> _Your task_: From the data that follows, copy every line holding the string "author".

> _Records to process_:
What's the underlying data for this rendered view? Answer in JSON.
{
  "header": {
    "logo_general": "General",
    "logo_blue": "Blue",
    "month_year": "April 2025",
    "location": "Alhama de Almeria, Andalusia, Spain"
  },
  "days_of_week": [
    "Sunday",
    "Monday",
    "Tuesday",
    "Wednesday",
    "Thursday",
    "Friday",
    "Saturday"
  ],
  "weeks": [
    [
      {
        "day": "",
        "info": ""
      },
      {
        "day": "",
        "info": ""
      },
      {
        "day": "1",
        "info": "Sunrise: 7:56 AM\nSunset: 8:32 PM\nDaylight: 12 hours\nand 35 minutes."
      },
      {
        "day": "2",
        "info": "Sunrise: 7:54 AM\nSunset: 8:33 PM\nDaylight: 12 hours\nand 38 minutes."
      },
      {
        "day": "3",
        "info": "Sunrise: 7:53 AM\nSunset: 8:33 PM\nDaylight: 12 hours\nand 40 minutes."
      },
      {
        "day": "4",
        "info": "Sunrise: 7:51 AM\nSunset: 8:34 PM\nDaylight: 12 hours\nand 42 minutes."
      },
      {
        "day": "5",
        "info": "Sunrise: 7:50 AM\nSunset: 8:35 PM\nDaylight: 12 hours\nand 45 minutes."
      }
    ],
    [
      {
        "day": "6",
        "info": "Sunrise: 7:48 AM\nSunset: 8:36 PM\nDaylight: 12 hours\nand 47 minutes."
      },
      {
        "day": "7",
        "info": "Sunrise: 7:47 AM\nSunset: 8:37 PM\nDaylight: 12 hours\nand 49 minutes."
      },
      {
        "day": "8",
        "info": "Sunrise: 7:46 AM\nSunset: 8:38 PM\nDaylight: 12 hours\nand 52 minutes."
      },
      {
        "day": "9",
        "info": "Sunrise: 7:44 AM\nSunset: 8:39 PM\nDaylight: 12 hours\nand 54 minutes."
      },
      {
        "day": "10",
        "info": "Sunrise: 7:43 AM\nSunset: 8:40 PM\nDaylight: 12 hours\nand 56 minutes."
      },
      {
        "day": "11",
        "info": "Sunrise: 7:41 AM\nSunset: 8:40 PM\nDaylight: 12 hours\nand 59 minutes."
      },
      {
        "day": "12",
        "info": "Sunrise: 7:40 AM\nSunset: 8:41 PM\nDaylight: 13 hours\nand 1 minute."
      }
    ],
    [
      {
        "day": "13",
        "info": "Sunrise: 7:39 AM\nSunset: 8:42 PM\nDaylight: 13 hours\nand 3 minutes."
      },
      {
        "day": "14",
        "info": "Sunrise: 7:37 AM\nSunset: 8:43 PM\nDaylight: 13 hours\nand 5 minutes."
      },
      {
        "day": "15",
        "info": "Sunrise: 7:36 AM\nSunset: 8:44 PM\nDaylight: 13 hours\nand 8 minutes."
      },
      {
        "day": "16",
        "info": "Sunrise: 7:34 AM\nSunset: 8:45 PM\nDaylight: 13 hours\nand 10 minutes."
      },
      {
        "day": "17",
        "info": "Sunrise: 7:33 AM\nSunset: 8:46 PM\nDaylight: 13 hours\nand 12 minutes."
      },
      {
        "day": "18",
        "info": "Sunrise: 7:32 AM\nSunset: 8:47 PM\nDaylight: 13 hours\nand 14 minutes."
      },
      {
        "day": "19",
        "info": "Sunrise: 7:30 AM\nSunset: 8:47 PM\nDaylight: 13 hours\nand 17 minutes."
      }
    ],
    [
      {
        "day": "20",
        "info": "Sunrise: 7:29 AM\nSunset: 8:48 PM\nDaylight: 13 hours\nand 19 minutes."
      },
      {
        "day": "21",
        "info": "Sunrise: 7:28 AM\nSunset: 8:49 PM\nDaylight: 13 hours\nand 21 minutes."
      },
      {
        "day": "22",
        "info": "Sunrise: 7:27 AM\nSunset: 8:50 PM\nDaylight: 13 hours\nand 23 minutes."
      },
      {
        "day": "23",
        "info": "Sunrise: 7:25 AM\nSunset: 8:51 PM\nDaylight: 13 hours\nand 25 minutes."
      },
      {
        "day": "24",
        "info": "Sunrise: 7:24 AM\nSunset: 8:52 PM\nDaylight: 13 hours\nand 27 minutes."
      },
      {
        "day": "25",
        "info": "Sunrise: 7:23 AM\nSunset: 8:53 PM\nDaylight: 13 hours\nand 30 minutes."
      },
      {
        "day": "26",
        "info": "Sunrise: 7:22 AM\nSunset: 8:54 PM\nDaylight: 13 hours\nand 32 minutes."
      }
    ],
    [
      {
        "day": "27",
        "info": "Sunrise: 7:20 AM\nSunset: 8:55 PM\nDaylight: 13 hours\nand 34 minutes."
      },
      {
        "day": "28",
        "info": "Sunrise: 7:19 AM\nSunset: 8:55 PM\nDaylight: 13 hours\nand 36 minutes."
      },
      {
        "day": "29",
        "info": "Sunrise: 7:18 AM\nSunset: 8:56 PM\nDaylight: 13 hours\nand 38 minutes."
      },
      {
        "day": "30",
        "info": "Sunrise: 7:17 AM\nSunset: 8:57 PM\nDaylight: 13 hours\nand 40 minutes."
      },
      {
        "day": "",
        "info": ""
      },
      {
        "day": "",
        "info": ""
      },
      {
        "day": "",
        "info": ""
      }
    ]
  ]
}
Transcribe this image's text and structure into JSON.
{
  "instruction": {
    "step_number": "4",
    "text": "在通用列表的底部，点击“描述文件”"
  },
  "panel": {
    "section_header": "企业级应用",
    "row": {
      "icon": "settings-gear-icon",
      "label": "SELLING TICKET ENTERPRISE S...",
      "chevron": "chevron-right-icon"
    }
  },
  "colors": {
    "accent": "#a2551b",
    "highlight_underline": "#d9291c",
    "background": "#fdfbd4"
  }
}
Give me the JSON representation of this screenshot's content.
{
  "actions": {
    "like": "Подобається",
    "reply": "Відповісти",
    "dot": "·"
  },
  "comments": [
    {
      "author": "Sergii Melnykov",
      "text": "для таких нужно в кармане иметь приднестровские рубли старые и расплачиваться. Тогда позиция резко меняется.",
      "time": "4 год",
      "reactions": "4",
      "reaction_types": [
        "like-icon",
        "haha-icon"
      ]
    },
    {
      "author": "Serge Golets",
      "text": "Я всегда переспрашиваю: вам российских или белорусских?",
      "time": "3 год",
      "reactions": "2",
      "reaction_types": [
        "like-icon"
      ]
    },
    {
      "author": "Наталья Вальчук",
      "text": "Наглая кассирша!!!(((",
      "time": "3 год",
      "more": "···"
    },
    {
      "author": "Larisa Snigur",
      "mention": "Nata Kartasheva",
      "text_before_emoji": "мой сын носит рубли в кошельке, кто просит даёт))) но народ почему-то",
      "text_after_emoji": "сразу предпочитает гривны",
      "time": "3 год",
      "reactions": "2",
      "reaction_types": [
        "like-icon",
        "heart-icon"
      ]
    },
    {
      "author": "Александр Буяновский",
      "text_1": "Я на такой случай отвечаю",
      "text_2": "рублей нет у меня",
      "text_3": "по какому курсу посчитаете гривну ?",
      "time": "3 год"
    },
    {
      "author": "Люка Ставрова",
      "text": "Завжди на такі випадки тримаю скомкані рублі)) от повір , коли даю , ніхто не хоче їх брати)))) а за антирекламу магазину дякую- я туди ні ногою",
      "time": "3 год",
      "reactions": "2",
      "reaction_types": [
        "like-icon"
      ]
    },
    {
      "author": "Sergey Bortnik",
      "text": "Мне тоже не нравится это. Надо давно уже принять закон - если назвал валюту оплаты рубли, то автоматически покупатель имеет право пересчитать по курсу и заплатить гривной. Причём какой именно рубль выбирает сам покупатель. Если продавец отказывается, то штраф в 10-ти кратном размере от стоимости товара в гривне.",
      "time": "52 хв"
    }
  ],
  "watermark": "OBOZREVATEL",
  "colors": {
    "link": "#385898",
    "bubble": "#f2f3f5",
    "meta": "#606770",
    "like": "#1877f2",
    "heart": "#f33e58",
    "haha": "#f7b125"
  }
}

> _Solution to this problem_:
      "author": "Sergii Melnykov",
      "author": "Serge Golets",
      "author": "Наталья Вальчук",
      "author": "Larisa Snigur",
      "author": "Александр Буяновский",
      "author": "Люка Ставрова",
      "author": "Sergey Bortnik",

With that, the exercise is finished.